Return all lines that include the string "各位代表".

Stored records
* * * *
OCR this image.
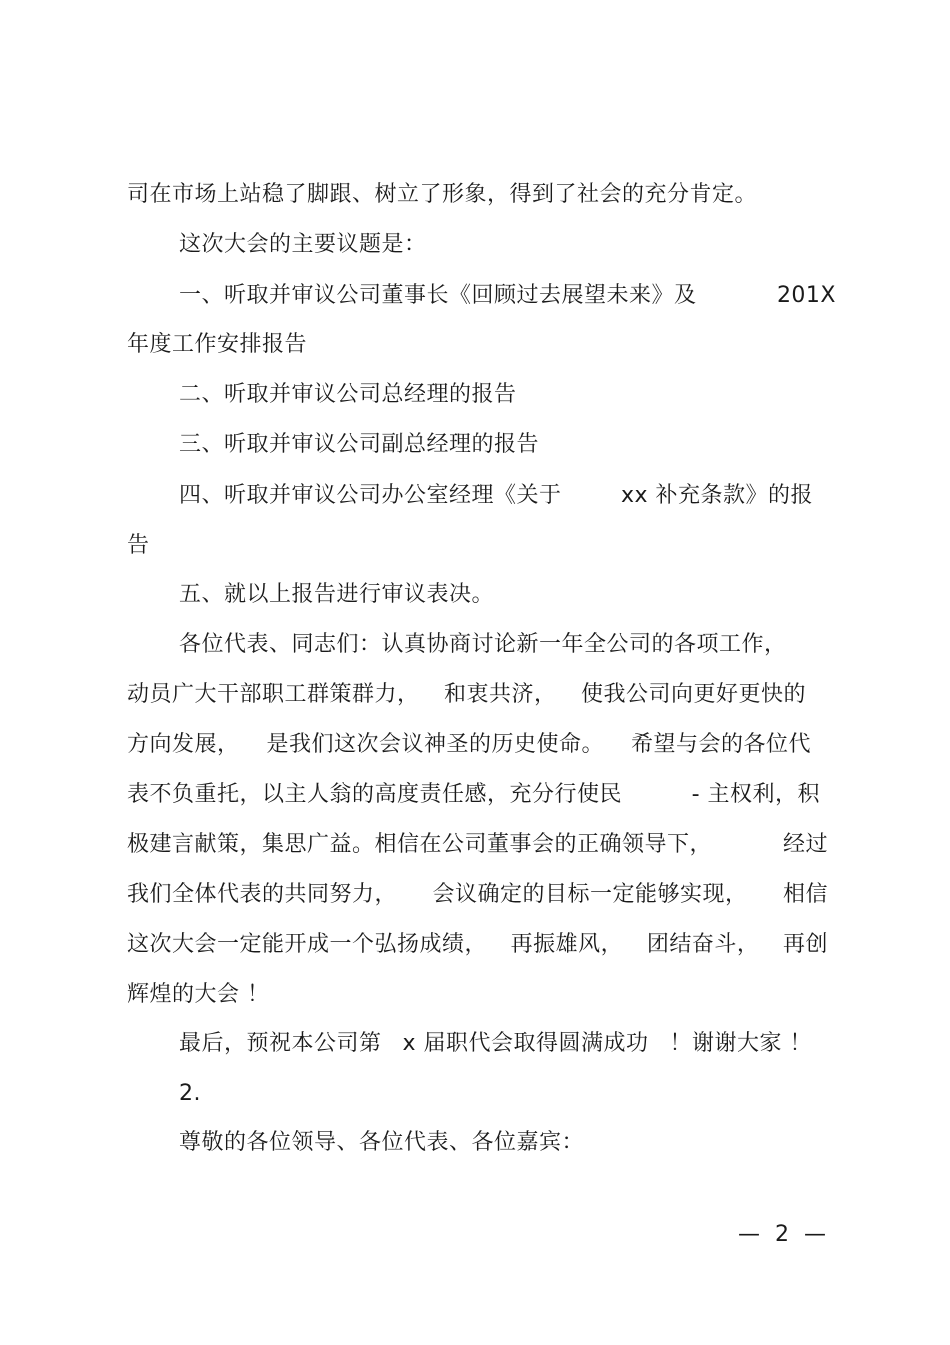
司在市场上站稳了脚跟、树立了形象，得到了社会的充分肯定。
这次大会的主要议题是：
一、听取并审议公司董事长《回顾过去展望未来》及	201X
年度工作安排报告
二、听取并审议公司总经理的报告
三、听取并审议公司副总经理的报告
四、听取并审议公司办公室经理《关于	xx 补充条款》的报
告
五、就以上报告进行审议表决。
各位代表、同志们：认真协商讨论新一年全公司的各项工作，
动员广大干部职工群策群力， 和衷共济， 使我公司向更好更快的
方向发展， 是我们这次会议神圣的历史使命。 希望与会的各位代
表不负重托，以主人翁的高度责任感，充分行使民	- 主权利，积
极建言献策，集思广益。相信在公司董事会的正确领导下，	经过
我们全体代表的共同努力， 会议确定的目标一定能够实现， 相信
这次大会一定能开成一个弘扬成绩， 再振雄风， 团结奋斗， 再创
辉煌的大会 ！
最后，预祝本公司第 x 届职代会取得圆满成功 ！谢谢大家 ！
2.
尊敬的各位领导、各位代表、各位嘉宾：
— 2 —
* * * *
- _In response_
各位代表、同志们：认真协商讨论新一年全公司的各项工作，
尊敬的各位领导、各位代表、各位嘉宾：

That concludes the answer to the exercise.